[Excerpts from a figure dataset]
## start

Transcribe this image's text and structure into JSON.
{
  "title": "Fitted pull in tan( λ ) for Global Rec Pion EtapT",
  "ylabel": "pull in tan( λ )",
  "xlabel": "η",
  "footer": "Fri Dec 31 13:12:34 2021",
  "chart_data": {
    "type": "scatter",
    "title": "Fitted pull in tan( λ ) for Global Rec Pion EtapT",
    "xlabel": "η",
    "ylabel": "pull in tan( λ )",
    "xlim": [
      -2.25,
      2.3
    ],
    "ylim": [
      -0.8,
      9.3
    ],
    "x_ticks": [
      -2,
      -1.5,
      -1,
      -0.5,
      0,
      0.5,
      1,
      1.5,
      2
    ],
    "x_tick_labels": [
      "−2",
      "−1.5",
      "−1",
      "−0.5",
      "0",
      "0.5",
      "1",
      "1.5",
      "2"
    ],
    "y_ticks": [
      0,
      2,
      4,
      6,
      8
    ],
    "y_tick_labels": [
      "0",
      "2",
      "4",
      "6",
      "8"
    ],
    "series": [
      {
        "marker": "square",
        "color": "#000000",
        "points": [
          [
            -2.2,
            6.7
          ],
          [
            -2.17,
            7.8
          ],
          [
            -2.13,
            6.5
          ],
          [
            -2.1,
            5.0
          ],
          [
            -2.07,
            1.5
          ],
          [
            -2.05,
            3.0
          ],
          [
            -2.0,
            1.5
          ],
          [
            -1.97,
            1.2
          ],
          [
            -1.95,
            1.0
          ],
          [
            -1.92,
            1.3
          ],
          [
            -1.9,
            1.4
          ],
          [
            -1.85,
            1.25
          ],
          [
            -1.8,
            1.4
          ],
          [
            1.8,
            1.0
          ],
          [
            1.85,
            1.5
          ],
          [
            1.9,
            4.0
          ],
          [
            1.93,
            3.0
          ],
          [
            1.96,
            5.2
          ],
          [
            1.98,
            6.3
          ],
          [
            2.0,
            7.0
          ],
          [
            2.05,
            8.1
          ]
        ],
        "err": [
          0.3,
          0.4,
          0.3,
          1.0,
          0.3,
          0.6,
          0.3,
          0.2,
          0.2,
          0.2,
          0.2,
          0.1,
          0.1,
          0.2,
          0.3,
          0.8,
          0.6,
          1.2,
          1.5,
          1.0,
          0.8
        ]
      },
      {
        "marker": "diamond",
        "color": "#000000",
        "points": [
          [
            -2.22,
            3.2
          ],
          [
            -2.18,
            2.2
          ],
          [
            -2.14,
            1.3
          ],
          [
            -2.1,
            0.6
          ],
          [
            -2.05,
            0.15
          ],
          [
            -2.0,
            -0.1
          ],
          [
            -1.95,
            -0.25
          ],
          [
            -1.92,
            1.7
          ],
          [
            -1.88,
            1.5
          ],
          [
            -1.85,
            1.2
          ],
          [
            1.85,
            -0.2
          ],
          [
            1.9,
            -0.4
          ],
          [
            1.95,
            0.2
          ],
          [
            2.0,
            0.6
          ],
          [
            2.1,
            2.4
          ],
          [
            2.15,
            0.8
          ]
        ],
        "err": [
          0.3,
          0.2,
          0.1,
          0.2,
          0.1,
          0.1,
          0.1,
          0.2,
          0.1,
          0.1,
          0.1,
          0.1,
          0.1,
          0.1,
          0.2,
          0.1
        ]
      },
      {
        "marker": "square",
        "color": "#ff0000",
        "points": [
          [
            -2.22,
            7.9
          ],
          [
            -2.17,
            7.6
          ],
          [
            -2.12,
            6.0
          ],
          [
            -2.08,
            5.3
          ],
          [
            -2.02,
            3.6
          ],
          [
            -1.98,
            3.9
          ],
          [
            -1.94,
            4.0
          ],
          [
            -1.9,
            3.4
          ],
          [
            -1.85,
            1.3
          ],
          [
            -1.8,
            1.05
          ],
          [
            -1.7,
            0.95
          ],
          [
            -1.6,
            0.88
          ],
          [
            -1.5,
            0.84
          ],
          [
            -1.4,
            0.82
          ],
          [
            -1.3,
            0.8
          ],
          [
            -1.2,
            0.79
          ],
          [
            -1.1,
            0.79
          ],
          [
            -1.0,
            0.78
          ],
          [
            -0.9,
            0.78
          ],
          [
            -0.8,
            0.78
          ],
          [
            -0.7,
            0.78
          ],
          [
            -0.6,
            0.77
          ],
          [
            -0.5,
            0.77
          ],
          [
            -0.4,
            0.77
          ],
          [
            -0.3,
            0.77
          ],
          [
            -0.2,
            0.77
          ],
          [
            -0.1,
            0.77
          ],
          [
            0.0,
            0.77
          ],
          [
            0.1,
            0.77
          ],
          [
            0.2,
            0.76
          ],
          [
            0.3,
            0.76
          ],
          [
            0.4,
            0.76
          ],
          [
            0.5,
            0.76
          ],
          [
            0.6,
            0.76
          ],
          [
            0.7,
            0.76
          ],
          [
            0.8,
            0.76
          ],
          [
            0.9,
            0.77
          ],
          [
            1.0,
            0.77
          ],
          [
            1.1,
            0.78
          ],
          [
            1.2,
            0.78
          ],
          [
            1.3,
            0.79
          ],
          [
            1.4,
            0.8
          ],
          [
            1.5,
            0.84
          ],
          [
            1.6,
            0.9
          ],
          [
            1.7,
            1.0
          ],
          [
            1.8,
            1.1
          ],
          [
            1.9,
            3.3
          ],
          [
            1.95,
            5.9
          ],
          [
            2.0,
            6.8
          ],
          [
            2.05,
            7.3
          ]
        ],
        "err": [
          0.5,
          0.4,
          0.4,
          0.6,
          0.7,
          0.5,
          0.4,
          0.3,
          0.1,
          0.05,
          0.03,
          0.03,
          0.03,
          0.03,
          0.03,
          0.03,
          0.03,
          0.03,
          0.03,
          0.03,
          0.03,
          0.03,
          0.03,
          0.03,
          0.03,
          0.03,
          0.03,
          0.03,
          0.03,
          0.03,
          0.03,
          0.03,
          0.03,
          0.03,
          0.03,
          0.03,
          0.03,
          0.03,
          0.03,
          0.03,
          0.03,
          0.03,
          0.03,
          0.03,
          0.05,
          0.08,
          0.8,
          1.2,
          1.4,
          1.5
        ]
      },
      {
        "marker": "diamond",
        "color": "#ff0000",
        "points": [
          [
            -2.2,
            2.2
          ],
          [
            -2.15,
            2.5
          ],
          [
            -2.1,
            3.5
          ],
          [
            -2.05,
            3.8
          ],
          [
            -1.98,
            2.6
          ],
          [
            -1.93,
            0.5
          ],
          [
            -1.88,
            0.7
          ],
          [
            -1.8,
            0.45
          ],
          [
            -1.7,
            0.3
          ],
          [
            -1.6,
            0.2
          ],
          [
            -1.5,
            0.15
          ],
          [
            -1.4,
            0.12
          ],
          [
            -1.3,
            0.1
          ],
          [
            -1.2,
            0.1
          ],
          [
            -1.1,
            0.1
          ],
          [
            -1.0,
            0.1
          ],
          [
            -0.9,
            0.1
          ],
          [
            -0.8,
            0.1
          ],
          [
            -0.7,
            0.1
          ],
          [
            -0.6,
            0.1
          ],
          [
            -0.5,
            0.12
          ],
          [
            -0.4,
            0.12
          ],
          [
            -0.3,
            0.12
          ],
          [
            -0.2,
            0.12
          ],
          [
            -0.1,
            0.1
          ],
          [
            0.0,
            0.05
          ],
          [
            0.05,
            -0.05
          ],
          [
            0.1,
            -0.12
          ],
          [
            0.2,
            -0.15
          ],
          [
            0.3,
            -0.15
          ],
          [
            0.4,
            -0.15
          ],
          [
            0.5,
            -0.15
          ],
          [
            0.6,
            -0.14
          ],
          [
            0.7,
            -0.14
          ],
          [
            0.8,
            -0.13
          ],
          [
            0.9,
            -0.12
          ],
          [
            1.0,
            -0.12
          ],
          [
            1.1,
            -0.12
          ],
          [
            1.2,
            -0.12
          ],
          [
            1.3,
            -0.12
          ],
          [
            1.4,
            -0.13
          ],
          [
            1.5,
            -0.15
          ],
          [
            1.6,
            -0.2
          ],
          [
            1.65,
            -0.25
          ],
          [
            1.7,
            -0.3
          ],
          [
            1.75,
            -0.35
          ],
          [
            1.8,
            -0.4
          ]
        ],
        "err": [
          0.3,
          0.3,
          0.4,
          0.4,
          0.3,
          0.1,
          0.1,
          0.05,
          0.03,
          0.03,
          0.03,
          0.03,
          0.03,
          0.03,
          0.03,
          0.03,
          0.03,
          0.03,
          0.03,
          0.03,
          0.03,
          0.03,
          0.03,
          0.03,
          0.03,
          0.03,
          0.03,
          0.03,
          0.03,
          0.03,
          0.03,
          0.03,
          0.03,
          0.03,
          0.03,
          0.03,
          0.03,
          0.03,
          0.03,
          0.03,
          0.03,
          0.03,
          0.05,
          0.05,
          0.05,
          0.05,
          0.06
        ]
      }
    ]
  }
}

## end

Among the records above, find each line holding the string "Fitted" and pull it out.

(Full solution):
  "title": "Fitted pull in tan( λ ) for Global Rec Pion EtapT",
    "title": "Fitted pull in tan( λ ) for Global Rec Pion EtapT",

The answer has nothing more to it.